| GOAL |
Repeat the whole listing exactly as written.

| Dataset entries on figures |
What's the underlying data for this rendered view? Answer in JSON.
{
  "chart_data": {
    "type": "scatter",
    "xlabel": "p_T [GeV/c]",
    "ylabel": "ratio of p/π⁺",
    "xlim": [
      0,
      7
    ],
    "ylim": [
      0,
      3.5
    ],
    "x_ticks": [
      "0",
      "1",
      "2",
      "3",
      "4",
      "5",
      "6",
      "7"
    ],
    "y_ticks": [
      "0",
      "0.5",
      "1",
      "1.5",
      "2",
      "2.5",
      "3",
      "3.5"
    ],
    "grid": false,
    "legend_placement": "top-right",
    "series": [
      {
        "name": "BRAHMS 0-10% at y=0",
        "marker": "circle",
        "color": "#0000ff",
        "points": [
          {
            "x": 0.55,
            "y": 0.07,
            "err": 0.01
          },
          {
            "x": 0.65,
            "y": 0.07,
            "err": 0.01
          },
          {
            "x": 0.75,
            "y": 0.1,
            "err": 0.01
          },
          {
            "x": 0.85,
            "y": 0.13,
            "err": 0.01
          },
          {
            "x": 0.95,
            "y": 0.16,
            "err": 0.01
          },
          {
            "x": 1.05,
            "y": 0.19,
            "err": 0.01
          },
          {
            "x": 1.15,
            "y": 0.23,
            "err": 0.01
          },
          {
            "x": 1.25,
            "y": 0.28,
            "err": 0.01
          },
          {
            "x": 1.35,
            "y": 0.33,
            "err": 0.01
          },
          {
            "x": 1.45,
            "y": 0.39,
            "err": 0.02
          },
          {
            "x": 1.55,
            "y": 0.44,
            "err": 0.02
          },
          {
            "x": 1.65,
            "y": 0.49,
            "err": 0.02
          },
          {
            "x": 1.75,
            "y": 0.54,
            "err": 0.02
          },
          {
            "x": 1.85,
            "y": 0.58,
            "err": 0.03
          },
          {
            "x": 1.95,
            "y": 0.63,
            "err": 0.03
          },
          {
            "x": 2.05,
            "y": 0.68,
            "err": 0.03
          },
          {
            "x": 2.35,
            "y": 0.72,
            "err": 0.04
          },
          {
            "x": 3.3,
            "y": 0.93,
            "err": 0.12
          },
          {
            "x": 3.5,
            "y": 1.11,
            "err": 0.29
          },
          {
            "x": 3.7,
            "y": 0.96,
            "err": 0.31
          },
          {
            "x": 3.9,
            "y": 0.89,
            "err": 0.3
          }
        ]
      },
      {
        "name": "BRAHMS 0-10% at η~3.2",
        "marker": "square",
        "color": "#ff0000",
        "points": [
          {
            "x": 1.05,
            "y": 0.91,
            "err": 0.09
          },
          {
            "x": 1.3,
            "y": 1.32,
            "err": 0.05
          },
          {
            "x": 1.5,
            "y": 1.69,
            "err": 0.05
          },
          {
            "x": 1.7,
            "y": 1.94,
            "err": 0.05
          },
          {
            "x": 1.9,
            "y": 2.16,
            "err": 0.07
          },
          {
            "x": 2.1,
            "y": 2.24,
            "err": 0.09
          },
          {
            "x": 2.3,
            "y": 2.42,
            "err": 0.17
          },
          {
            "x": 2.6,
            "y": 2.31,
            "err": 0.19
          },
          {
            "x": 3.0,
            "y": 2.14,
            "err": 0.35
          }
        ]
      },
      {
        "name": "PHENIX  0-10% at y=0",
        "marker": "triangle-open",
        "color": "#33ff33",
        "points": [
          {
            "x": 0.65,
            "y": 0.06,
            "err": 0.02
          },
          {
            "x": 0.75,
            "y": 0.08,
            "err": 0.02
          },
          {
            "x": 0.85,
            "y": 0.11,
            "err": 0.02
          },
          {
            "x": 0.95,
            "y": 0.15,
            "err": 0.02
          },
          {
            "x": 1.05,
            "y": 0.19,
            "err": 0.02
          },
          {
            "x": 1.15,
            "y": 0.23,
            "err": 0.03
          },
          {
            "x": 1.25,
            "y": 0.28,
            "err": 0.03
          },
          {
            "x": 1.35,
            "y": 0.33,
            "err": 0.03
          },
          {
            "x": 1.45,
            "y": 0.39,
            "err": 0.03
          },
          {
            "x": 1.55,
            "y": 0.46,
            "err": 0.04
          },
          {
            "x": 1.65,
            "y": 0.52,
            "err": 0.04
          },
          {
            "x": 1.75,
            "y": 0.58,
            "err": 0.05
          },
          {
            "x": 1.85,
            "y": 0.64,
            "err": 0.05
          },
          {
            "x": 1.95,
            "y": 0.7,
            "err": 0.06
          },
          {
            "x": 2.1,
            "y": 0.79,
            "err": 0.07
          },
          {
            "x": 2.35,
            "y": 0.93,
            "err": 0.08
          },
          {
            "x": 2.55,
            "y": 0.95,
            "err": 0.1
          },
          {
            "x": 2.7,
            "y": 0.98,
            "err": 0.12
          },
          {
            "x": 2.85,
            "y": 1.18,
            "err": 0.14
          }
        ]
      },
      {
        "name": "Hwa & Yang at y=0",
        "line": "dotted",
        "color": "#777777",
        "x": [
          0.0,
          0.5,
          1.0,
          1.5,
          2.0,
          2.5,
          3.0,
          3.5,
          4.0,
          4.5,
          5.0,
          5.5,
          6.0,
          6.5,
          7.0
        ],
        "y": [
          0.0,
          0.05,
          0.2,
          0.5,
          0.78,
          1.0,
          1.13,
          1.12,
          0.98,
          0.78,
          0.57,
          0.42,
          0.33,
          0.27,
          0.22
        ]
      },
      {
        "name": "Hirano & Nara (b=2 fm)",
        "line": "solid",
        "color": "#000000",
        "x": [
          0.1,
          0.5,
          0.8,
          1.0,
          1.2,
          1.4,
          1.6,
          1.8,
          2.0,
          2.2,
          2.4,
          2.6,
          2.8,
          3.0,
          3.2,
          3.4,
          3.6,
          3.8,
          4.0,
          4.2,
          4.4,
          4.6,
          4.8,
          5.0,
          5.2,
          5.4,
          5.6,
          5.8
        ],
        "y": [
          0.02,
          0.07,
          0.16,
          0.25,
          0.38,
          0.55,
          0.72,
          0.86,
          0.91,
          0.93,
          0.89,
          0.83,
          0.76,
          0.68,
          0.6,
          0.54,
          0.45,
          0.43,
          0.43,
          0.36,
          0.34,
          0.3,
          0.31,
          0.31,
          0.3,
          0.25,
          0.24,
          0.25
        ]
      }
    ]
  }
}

| THE ANSWER |
What's the underlying data for this rendered view? Answer in JSON.
{
  "chart_data": {
    "type": "scatter",
    "xlabel": "p_T [GeV/c]",
    "ylabel": "ratio of p/π⁺",
    "xlim": [
      0,
      7
    ],
    "ylim": [
      0,
      3.5
    ],
    "x_ticks": [
      "0",
      "1",
      "2",
      "3",
      "4",
      "5",
      "6",
      "7"
    ],
    "y_ticks": [
      "0",
      "0.5",
      "1",
      "1.5",
      "2",
      "2.5",
      "3",
      "3.5"
    ],
    "grid": false,
    "legend_placement": "top-right",
    "series": [
      {
        "name": "BRAHMS 0-10% at y=0",
        "marker": "circle",
        "color": "#0000ff",
        "points": [
          {
            "x": 0.55,
            "y": 0.07,
            "err": 0.01
          },
          {
            "x": 0.65,
            "y": 0.07,
            "err": 0.01
          },
          {
            "x": 0.75,
            "y": 0.1,
            "err": 0.01
          },
          {
            "x": 0.85,
            "y": 0.13,
            "err": 0.01
          },
          {
            "x": 0.95,
            "y": 0.16,
            "err": 0.01
          },
          {
            "x": 1.05,
            "y": 0.19,
            "err": 0.01
          },
          {
            "x": 1.15,
            "y": 0.23,
            "err": 0.01
          },
          {
            "x": 1.25,
            "y": 0.28,
            "err": 0.01
          },
          {
            "x": 1.35,
            "y": 0.33,
            "err": 0.01
          },
          {
            "x": 1.45,
            "y": 0.39,
            "err": 0.02
          },
          {
            "x": 1.55,
            "y": 0.44,
            "err": 0.02
          },
          {
            "x": 1.65,
            "y": 0.49,
            "err": 0.02
          },
          {
            "x": 1.75,
            "y": 0.54,
            "err": 0.02
          },
          {
            "x": 1.85,
            "y": 0.58,
            "err": 0.03
          },
          {
            "x": 1.95,
            "y": 0.63,
            "err": 0.03
          },
          {
            "x": 2.05,
            "y": 0.68,
            "err": 0.03
          },
          {
            "x": 2.35,
            "y": 0.72,
            "err": 0.04
          },
          {
            "x": 3.3,
            "y": 0.93,
            "err": 0.12
          },
          {
            "x": 3.5,
            "y": 1.11,
            "err": 0.29
          },
          {
            "x": 3.7,
            "y": 0.96,
            "err": 0.31
          },
          {
            "x": 3.9,
            "y": 0.89,
            "err": 0.3
          }
        ]
      },
      {
        "name": "BRAHMS 0-10% at η~3.2",
        "marker": "square",
        "color": "#ff0000",
        "points": [
          {
            "x": 1.05,
            "y": 0.91,
            "err": 0.09
          },
          {
            "x": 1.3,
            "y": 1.32,
            "err": 0.05
          },
          {
            "x": 1.5,
            "y": 1.69,
            "err": 0.05
          },
          {
            "x": 1.7,
            "y": 1.94,
            "err": 0.05
          },
          {
            "x": 1.9,
            "y": 2.16,
            "err": 0.07
          },
          {
            "x": 2.1,
            "y": 2.24,
            "err": 0.09
          },
          {
            "x": 2.3,
            "y": 2.42,
            "err": 0.17
          },
          {
            "x": 2.6,
            "y": 2.31,
            "err": 0.19
          },
          {
            "x": 3.0,
            "y": 2.14,
            "err": 0.35
          }
        ]
      },
      {
        "name": "PHENIX  0-10% at y=0",
        "marker": "triangle-open",
        "color": "#33ff33",
        "points": [
          {
            "x": 0.65,
            "y": 0.06,
            "err": 0.02
          },
          {
            "x": 0.75,
            "y": 0.08,
            "err": 0.02
          },
          {
            "x": 0.85,
            "y": 0.11,
            "err": 0.02
          },
          {
            "x": 0.95,
            "y": 0.15,
            "err": 0.02
          },
          {
            "x": 1.05,
            "y": 0.19,
            "err": 0.02
          },
          {
            "x": 1.15,
            "y": 0.23,
            "err": 0.03
          },
          {
            "x": 1.25,
            "y": 0.28,
            "err": 0.03
          },
          {
            "x": 1.35,
            "y": 0.33,
            "err": 0.03
          },
          {
            "x": 1.45,
            "y": 0.39,
            "err": 0.03
          },
          {
            "x": 1.55,
            "y": 0.46,
            "err": 0.04
          },
          {
            "x": 1.65,
            "y": 0.52,
            "err": 0.04
          },
          {
            "x": 1.75,
            "y": 0.58,
            "err": 0.05
          },
          {
            "x": 1.85,
            "y": 0.64,
            "err": 0.05
          },
          {
            "x": 1.95,
            "y": 0.7,
            "err": 0.06
          },
          {
            "x": 2.1,
            "y": 0.79,
            "err": 0.07
          },
          {
            "x": 2.35,
            "y": 0.93,
            "err": 0.08
          },
          {
            "x": 2.55,
            "y": 0.95,
            "err": 0.1
          },
          {
            "x": 2.7,
            "y": 0.98,
            "err": 0.12
          },
          {
            "x": 2.85,
            "y": 1.18,
            "err": 0.14
          }
        ]
      },
      {
        "name": "Hwa & Yang at y=0",
        "line": "dotted",
        "color": "#777777",
        "x": [
          0.0,
          0.5,
          1.0,
          1.5,
          2.0,
          2.5,
          3.0,
          3.5,
          4.0,
          4.5,
          5.0,
          5.5,
          6.0,
          6.5,
          7.0
        ],
        "y": [
          0.0,
          0.05,
          0.2,
          0.5,
          0.78,
          1.0,
          1.13,
          1.12,
          0.98,
          0.78,
          0.57,
          0.42,
          0.33,
          0.27,
          0.22
        ]
      },
      {
        "name": "Hirano & Nara (b=2 fm)",
        "line": "solid",
        "color": "#000000",
        "x": [
          0.1,
          0.5,
          0.8,
          1.0,
          1.2,
          1.4,
          1.6,
          1.8,
          2.0,
          2.2,
          2.4,
          2.6,
          2.8,
          3.0,
          3.2,
          3.4,
          3.6,
          3.8,
          4.0,
          4.2,
          4.4,
          4.6,
          4.8,
          5.0,
          5.2,
          5.4,
          5.6,
          5.8
        ],
        "y": [
          0.02,
          0.07,
          0.16,
          0.25,
          0.38,
          0.55,
          0.72,
          0.86,
          0.91,
          0.93,
          0.89,
          0.83,
          0.76,
          0.68,
          0.6,
          0.54,
          0.45,
          0.43,
          0.43,
          0.36,
          0.34,
          0.3,
          0.31,
          0.31,
          0.3,
          0.25,
          0.24,
          0.25
        ]
      }
    ]
  }
}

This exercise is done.